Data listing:
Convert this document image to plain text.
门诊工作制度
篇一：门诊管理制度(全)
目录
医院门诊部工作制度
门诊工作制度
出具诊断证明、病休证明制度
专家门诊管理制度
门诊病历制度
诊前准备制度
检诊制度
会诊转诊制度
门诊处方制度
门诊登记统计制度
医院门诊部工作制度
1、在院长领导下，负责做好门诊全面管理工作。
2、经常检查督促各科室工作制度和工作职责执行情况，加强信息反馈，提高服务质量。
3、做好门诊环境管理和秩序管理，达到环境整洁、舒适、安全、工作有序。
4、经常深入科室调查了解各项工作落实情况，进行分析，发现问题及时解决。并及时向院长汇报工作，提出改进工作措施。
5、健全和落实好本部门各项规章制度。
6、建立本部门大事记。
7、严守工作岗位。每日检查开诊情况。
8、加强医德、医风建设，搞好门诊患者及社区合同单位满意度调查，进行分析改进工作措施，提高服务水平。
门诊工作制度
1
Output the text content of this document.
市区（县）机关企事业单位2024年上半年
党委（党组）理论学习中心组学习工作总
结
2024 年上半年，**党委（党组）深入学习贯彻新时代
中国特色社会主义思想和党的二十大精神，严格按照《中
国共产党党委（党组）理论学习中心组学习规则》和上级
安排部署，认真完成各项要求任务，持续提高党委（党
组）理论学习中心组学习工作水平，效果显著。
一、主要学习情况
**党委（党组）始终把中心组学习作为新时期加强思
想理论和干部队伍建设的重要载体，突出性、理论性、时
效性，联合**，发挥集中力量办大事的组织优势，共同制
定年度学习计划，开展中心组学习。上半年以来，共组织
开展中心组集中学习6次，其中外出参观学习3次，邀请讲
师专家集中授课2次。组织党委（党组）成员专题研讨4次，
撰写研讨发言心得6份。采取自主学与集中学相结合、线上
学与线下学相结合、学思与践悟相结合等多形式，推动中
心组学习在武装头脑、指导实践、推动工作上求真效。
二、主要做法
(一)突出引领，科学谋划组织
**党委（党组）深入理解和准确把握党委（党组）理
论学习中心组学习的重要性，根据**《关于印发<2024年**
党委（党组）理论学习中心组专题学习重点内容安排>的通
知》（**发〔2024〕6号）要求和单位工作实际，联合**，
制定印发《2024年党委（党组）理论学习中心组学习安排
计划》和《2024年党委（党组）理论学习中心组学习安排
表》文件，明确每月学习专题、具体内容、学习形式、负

→ **Stated problem**:
All of the material above needs to be copied exactly.

→ **Exercise response**:
Convert this document image to plain text.
门诊工作制度
篇一：门诊管理制度(全)
目录
医院门诊部工作制度
门诊工作制度
出具诊断证明、病休证明制度
专家门诊管理制度
门诊病历制度
诊前准备制度
检诊制度
会诊转诊制度
门诊处方制度
门诊登记统计制度
医院门诊部工作制度
1、在院长领导下，负责做好门诊全面管理工作。
2、经常检查督促各科室工作制度和工作职责执行情况，加强信息反馈，提高服务质量。
3、做好门诊环境管理和秩序管理，达到环境整洁、舒适、安全、工作有序。
4、经常深入科室调查了解各项工作落实情况，进行分析，发现问题及时解决。并及时向院长汇报工作，提出改进工作措施。
5、健全和落实好本部门各项规章制度。
6、建立本部门大事记。
7、严守工作岗位。每日检查开诊情况。
8、加强医德、医风建设，搞好门诊患者及社区合同单位满意度调查，进行分析改进工作措施，提高服务水平。
门诊工作制度
1
Output the text content of this document.
市区（县）机关企事业单位2024年上半年
党委（党组）理论学习中心组学习工作总
结
2024 年上半年，**党委（党组）深入学习贯彻新时代
中国特色社会主义思想和党的二十大精神，严格按照《中
国共产党党委（党组）理论学习中心组学习规则》和上级
安排部署，认真完成各项要求任务，持续提高党委（党
组）理论学习中心组学习工作水平，效果显著。
一、主要学习情况
**党委（党组）始终把中心组学习作为新时期加强思
想理论和干部队伍建设的重要载体，突出性、理论性、时
效性，联合**，发挥集中力量办大事的组织优势，共同制
定年度学习计划，开展中心组学习。上半年以来，共组织
开展中心组集中学习6次，其中外出参观学习3次，邀请讲
师专家集中授课2次。组织党委（党组）成员专题研讨4次，
撰写研讨发言心得6份。采取自主学与集中学相结合、线上
学与线下学相结合、学思与践悟相结合等多形式，推动中
心组学习在武装头脑、指导实践、推动工作上求真效。
二、主要做法
(一)突出引领，科学谋划组织
**党委（党组）深入理解和准确把握党委（党组）理
论学习中心组学习的重要性，根据**《关于印发<2024年**
党委（党组）理论学习中心组专题学习重点内容安排>的通
知》（**发〔2024〕6号）要求和单位工作实际，联合**，
制定印发《2024年党委（党组）理论学习中心组学习安排
计划》和《2024年党委（党组）理论学习中心组学习安排
表》文件，明确每月学习专题、具体内容、学习形式、负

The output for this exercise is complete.